----- Data for this exercise
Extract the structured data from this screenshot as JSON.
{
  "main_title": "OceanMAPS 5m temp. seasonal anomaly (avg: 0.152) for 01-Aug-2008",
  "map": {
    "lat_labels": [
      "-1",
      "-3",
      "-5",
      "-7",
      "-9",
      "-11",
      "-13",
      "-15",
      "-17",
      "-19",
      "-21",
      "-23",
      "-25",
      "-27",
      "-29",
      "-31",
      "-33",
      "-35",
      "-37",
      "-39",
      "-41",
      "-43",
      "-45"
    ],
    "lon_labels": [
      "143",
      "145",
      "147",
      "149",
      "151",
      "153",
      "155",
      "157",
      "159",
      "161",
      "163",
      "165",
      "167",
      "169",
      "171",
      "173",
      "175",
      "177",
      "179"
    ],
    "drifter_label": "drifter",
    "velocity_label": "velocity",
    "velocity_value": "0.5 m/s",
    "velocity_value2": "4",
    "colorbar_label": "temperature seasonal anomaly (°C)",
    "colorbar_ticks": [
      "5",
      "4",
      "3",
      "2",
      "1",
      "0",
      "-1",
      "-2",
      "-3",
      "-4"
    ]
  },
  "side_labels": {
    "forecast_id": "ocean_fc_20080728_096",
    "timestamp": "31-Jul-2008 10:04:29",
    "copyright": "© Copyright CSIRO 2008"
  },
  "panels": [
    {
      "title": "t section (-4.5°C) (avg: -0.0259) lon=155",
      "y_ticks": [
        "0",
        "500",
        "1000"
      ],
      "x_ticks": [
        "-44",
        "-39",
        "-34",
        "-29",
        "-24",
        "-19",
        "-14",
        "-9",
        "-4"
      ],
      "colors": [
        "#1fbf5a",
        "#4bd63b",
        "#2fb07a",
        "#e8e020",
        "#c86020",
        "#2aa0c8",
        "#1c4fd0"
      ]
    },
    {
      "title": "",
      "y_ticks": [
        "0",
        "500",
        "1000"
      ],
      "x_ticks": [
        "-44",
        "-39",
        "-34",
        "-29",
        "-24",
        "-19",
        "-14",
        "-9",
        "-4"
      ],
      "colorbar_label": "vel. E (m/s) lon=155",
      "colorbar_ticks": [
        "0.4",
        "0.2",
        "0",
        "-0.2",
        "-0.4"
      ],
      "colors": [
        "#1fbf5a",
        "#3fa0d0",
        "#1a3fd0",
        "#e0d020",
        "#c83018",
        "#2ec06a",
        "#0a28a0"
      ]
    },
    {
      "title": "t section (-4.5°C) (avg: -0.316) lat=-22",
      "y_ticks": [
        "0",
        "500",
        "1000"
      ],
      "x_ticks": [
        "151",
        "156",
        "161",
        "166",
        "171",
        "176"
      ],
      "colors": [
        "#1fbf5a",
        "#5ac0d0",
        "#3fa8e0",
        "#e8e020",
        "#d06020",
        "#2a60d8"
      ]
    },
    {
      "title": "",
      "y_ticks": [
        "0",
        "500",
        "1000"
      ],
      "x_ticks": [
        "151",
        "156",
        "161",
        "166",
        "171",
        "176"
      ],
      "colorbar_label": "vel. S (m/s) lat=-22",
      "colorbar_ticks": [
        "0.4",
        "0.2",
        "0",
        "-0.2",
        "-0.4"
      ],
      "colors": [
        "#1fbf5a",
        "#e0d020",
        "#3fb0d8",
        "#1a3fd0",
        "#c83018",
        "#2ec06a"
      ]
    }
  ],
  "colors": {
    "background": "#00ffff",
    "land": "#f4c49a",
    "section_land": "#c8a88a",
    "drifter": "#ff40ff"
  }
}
----------
Task objective - Set down every line of the listing above again, exactly as given.

Full response -
Extract the structured data from this screenshot as JSON.
{
  "main_title": "OceanMAPS 5m temp. seasonal anomaly (avg: 0.152) for 01-Aug-2008",
  "map": {
    "lat_labels": [
      "-1",
      "-3",
      "-5",
      "-7",
      "-9",
      "-11",
      "-13",
      "-15",
      "-17",
      "-19",
      "-21",
      "-23",
      "-25",
      "-27",
      "-29",
      "-31",
      "-33",
      "-35",
      "-37",
      "-39",
      "-41",
      "-43",
      "-45"
    ],
    "lon_labels": [
      "143",
      "145",
      "147",
      "149",
      "151",
      "153",
      "155",
      "157",
      "159",
      "161",
      "163",
      "165",
      "167",
      "169",
      "171",
      "173",
      "175",
      "177",
      "179"
    ],
    "drifter_label": "drifter",
    "velocity_label": "velocity",
    "velocity_value": "0.5 m/s",
    "velocity_value2": "4",
    "colorbar_label": "temperature seasonal anomaly (°C)",
    "colorbar_ticks": [
      "5",
      "4",
      "3",
      "2",
      "1",
      "0",
      "-1",
      "-2",
      "-3",
      "-4"
    ]
  },
  "side_labels": {
    "forecast_id": "ocean_fc_20080728_096",
    "timestamp": "31-Jul-2008 10:04:29",
    "copyright": "© Copyright CSIRO 2008"
  },
  "panels": [
    {
      "title": "t section (-4.5°C) (avg: -0.0259) lon=155",
      "y_ticks": [
        "0",
        "500",
        "1000"
      ],
      "x_ticks": [
        "-44",
        "-39",
        "-34",
        "-29",
        "-24",
        "-19",
        "-14",
        "-9",
        "-4"
      ],
      "colors": [
        "#1fbf5a",
        "#4bd63b",
        "#2fb07a",
        "#e8e020",
        "#c86020",
        "#2aa0c8",
        "#1c4fd0"
      ]
    },
    {
      "title": "",
      "y_ticks": [
        "0",
        "500",
        "1000"
      ],
      "x_ticks": [
        "-44",
        "-39",
        "-34",
        "-29",
        "-24",
        "-19",
        "-14",
        "-9",
        "-4"
      ],
      "colorbar_label": "vel. E (m/s) lon=155",
      "colorbar_ticks": [
        "0.4",
        "0.2",
        "0",
        "-0.2",
        "-0.4"
      ],
      "colors": [
        "#1fbf5a",
        "#3fa0d0",
        "#1a3fd0",
        "#e0d020",
        "#c83018",
        "#2ec06a",
        "#0a28a0"
      ]
    },
    {
      "title": "t section (-4.5°C) (avg: -0.316) lat=-22",
      "y_ticks": [
        "0",
        "500",
        "1000"
      ],
      "x_ticks": [
        "151",
        "156",
        "161",
        "166",
        "171",
        "176"
      ],
      "colors": [
        "#1fbf5a",
        "#5ac0d0",
        "#3fa8e0",
        "#e8e020",
        "#d06020",
        "#2a60d8"
      ]
    },
    {
      "title": "",
      "y_ticks": [
        "0",
        "500",
        "1000"
      ],
      "x_ticks": [
        "151",
        "156",
        "161",
        "166",
        "171",
        "176"
      ],
      "colorbar_label": "vel. S (m/s) lat=-22",
      "colorbar_ticks": [
        "0.4",
        "0.2",
        "0",
        "-0.2",
        "-0.4"
      ],
      "colors": [
        "#1fbf5a",
        "#e0d020",
        "#3fb0d8",
        "#1a3fd0",
        "#c83018",
        "#2ec06a"
      ]
    }
  ],
  "colors": {
    "background": "#00ffff",
    "land": "#f4c49a",
    "section_land": "#c8a88a",
    "drifter": "#ff40ff"
  }
}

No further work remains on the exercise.